# Recorded information start

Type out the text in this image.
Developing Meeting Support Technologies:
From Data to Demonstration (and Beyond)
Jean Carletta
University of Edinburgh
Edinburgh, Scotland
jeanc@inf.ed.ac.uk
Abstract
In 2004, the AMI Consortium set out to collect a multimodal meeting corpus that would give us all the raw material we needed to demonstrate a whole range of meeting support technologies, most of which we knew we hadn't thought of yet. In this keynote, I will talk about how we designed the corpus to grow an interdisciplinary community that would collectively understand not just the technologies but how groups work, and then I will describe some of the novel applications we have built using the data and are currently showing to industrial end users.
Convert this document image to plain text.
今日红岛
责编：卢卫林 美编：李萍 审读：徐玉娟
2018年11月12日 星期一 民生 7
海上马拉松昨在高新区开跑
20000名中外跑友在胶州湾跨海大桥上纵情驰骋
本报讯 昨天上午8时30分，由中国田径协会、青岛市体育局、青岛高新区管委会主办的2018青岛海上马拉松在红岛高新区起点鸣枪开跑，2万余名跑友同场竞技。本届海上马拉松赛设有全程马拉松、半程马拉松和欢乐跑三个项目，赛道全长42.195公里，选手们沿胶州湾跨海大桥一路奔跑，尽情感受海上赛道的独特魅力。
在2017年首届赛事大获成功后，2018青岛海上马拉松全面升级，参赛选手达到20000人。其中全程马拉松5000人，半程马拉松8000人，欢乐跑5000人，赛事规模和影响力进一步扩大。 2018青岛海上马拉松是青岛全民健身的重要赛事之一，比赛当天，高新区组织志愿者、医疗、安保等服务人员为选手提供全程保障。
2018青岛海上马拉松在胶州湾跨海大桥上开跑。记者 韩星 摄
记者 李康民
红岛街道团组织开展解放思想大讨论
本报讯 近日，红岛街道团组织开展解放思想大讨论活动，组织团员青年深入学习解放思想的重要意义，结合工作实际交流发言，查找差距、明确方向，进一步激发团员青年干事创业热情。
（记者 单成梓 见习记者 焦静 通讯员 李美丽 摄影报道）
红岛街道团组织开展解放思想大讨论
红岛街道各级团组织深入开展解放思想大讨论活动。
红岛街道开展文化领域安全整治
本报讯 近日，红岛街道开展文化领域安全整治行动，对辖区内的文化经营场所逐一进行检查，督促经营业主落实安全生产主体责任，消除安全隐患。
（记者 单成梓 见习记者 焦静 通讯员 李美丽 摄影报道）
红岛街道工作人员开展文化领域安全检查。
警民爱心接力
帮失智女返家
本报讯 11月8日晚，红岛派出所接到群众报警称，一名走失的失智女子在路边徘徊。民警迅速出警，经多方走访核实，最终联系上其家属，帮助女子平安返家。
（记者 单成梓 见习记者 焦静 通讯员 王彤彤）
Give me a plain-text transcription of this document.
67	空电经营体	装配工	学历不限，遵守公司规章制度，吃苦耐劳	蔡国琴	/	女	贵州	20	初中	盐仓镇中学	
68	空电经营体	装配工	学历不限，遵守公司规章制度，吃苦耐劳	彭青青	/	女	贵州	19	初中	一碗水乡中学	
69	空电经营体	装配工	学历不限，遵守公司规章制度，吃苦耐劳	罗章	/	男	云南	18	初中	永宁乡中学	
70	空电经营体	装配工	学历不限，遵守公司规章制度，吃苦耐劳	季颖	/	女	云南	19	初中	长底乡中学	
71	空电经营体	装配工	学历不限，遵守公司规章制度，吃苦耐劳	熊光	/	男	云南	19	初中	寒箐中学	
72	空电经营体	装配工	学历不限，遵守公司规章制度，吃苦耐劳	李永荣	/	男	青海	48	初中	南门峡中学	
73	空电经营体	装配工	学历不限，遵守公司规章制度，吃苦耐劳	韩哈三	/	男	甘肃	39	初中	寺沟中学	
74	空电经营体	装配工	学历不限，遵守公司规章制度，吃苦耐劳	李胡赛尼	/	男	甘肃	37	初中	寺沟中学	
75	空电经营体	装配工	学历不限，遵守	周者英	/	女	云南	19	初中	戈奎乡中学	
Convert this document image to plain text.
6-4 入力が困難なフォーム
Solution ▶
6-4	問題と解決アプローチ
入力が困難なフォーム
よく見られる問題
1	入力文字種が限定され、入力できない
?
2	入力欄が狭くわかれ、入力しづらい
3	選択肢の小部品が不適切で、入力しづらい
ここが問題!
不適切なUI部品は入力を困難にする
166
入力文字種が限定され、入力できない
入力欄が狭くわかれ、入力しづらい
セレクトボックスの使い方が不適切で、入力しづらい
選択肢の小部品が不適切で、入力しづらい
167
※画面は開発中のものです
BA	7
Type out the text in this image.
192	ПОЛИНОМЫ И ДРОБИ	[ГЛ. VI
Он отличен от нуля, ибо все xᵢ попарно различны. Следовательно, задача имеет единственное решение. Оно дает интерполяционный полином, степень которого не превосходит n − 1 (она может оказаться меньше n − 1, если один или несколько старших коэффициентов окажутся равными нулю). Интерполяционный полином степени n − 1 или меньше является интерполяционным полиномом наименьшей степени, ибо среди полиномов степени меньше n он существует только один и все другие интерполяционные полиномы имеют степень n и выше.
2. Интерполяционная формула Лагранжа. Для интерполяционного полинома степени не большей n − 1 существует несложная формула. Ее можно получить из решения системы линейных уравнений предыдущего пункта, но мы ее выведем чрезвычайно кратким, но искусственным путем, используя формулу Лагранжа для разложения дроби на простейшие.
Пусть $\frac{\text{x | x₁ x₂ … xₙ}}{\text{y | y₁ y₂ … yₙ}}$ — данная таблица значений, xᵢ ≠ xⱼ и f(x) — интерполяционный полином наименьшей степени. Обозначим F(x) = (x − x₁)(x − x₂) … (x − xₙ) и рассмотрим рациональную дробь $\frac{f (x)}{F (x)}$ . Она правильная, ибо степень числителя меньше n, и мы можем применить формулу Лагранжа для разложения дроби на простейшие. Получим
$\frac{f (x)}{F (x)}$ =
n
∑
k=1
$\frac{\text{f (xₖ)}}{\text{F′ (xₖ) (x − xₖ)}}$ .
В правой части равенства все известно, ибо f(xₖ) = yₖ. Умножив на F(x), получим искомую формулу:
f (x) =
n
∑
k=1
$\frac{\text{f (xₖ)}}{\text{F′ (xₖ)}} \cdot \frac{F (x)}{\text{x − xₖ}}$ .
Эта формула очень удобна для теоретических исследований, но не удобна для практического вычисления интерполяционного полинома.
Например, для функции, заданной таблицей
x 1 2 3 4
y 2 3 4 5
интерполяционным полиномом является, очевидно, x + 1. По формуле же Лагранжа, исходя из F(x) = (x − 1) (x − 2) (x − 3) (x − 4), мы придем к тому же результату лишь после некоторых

# Recorded information end

**Given task:**
Using the entries above, please restate each one word for word.

**Result for this exercise:**
Type out the text in this image.
Developing Meeting Support Technologies:
From Data to Demonstration (and Beyond)
Jean Carletta
University of Edinburgh
Edinburgh, Scotland
jeanc@inf.ed.ac.uk
Abstract
In 2004, the AMI Consortium set out to collect a multimodal meeting corpus that would give us all the raw material we needed to demonstrate a whole range of meeting support technologies, most of which we knew we hadn't thought of yet. In this keynote, I will talk about how we designed the corpus to grow an interdisciplinary community that would collectively understand not just the technologies but how groups work, and then I will describe some of the novel applications we have built using the data and are currently showing to industrial end users.
Convert this document image to plain text.
今日红岛
责编：卢卫林 美编：李萍 审读：徐玉娟
2018年11月12日 星期一 民生 7
海上马拉松昨在高新区开跑
20000名中外跑友在胶州湾跨海大桥上纵情驰骋
本报讯 昨天上午8时30分，由中国田径协会、青岛市体育局、青岛高新区管委会主办的2018青岛海上马拉松在红岛高新区起点鸣枪开跑，2万余名跑友同场竞技。本届海上马拉松赛设有全程马拉松、半程马拉松和欢乐跑三个项目，赛道全长42.195公里，选手们沿胶州湾跨海大桥一路奔跑，尽情感受海上赛道的独特魅力。
在2017年首届赛事大获成功后，2018青岛海上马拉松全面升级，参赛选手达到20000人。其中全程马拉松5000人，半程马拉松8000人，欢乐跑5000人，赛事规模和影响力进一步扩大。 2018青岛海上马拉松是青岛全民健身的重要赛事之一，比赛当天，高新区组织志愿者、医疗、安保等服务人员为选手提供全程保障。
2018青岛海上马拉松在胶州湾跨海大桥上开跑。记者 韩星 摄
记者 李康民
红岛街道团组织开展解放思想大讨论
本报讯 近日，红岛街道团组织开展解放思想大讨论活动，组织团员青年深入学习解放思想的重要意义，结合工作实际交流发言，查找差距、明确方向，进一步激发团员青年干事创业热情。
（记者 单成梓 见习记者 焦静 通讯员 李美丽 摄影报道）
红岛街道团组织开展解放思想大讨论
红岛街道各级团组织深入开展解放思想大讨论活动。
红岛街道开展文化领域安全整治
本报讯 近日，红岛街道开展文化领域安全整治行动，对辖区内的文化经营场所逐一进行检查，督促经营业主落实安全生产主体责任，消除安全隐患。
（记者 单成梓 见习记者 焦静 通讯员 李美丽 摄影报道）
红岛街道工作人员开展文化领域安全检查。
警民爱心接力
帮失智女返家
本报讯 11月8日晚，红岛派出所接到群众报警称，一名走失的失智女子在路边徘徊。民警迅速出警，经多方走访核实，最终联系上其家属，帮助女子平安返家。
（记者 单成梓 见习记者 焦静 通讯员 王彤彤）
Give me a plain-text transcription of this document.
67	空电经营体	装配工	学历不限，遵守公司规章制度，吃苦耐劳	蔡国琴	/	女	贵州	20	初中	盐仓镇中学	
68	空电经营体	装配工	学历不限，遵守公司规章制度，吃苦耐劳	彭青青	/	女	贵州	19	初中	一碗水乡中学	
69	空电经营体	装配工	学历不限，遵守公司规章制度，吃苦耐劳	罗章	/	男	云南	18	初中	永宁乡中学	
70	空电经营体	装配工	学历不限，遵守公司规章制度，吃苦耐劳	季颖	/	女	云南	19	初中	长底乡中学	
71	空电经营体	装配工	学历不限，遵守公司规章制度，吃苦耐劳	熊光	/	男	云南	19	初中	寒箐中学	
72	空电经营体	装配工	学历不限，遵守公司规章制度，吃苦耐劳	李永荣	/	男	青海	48	初中	南门峡中学	
73	空电经营体	装配工	学历不限，遵守公司规章制度，吃苦耐劳	韩哈三	/	男	甘肃	39	初中	寺沟中学	
74	空电经营体	装配工	学历不限，遵守公司规章制度，吃苦耐劳	李胡赛尼	/	男	甘肃	37	初中	寺沟中学	
75	空电经营体	装配工	学历不限，遵守	周者英	/	女	云南	19	初中	戈奎乡中学	
Convert this document image to plain text.
6-4 入力が困難なフォーム
Solution ▶
6-4	問題と解決アプローチ
入力が困難なフォーム
よく見られる問題
1	入力文字種が限定され、入力できない
?
2	入力欄が狭くわかれ、入力しづらい
3	選択肢の小部品が不適切で、入力しづらい
ここが問題!
不適切なUI部品は入力を困難にする
166
入力文字種が限定され、入力できない
入力欄が狭くわかれ、入力しづらい
セレクトボックスの使い方が不適切で、入力しづらい
選択肢の小部品が不適切で、入力しづらい
167
※画面は開発中のものです
BA	7
Type out the text in this image.
192	ПОЛИНОМЫ И ДРОБИ	[ГЛ. VI
Он отличен от нуля, ибо все xᵢ попарно различны. Следовательно, задача имеет единственное решение. Оно дает интерполяционный полином, степень которого не превосходит n − 1 (она может оказаться меньше n − 1, если один или несколько старших коэффициентов окажутся равными нулю). Интерполяционный полином степени n − 1 или меньше является интерполяционным полиномом наименьшей степени, ибо среди полиномов степени меньше n он существует только один и все другие интерполяционные полиномы имеют степень n и выше.
2. Интерполяционная формула Лагранжа. Для интерполяционного полинома степени не большей n − 1 существует несложная формула. Ее можно получить из решения системы линейных уравнений предыдущего пункта, но мы ее выведем чрезвычайно кратким, но искусственным путем, используя формулу Лагранжа для разложения дроби на простейшие.
Пусть $\frac{\text{x | x₁ x₂ … xₙ}}{\text{y | y₁ y₂ … yₙ}}$ — данная таблица значений, xᵢ ≠ xⱼ и f(x) — интерполяционный полином наименьшей степени. Обозначим F(x) = (x − x₁)(x − x₂) … (x − xₙ) и рассмотрим рациональную дробь $\frac{f (x)}{F (x)}$ . Она правильная, ибо степень числителя меньше n, и мы можем применить формулу Лагранжа для разложения дроби на простейшие. Получим
$\frac{f (x)}{F (x)}$ =
n
∑
k=1
$\frac{\text{f (xₖ)}}{\text{F′ (xₖ) (x − xₖ)}}$ .
В правой части равенства все известно, ибо f(xₖ) = yₖ. Умножив на F(x), получим искомую формулу:
f (x) =
n
∑
k=1
$\frac{\text{f (xₖ)}}{\text{F′ (xₖ)}} \cdot \frac{F (x)}{\text{x − xₖ}}$ .
Эта формула очень удобна для теоретических исследований, но не удобна для практического вычисления интерполяционного полинома.
Например, для функции, заданной таблицей
x 1 2 3 4
y 2 3 4 5
интерполяционным полиномом является, очевидно, x + 1. По формуле же Лагранжа, исходя из F(x) = (x − 1) (x − 2) (x − 3) (x − 4), мы придем к тому же результату лишь после некоторых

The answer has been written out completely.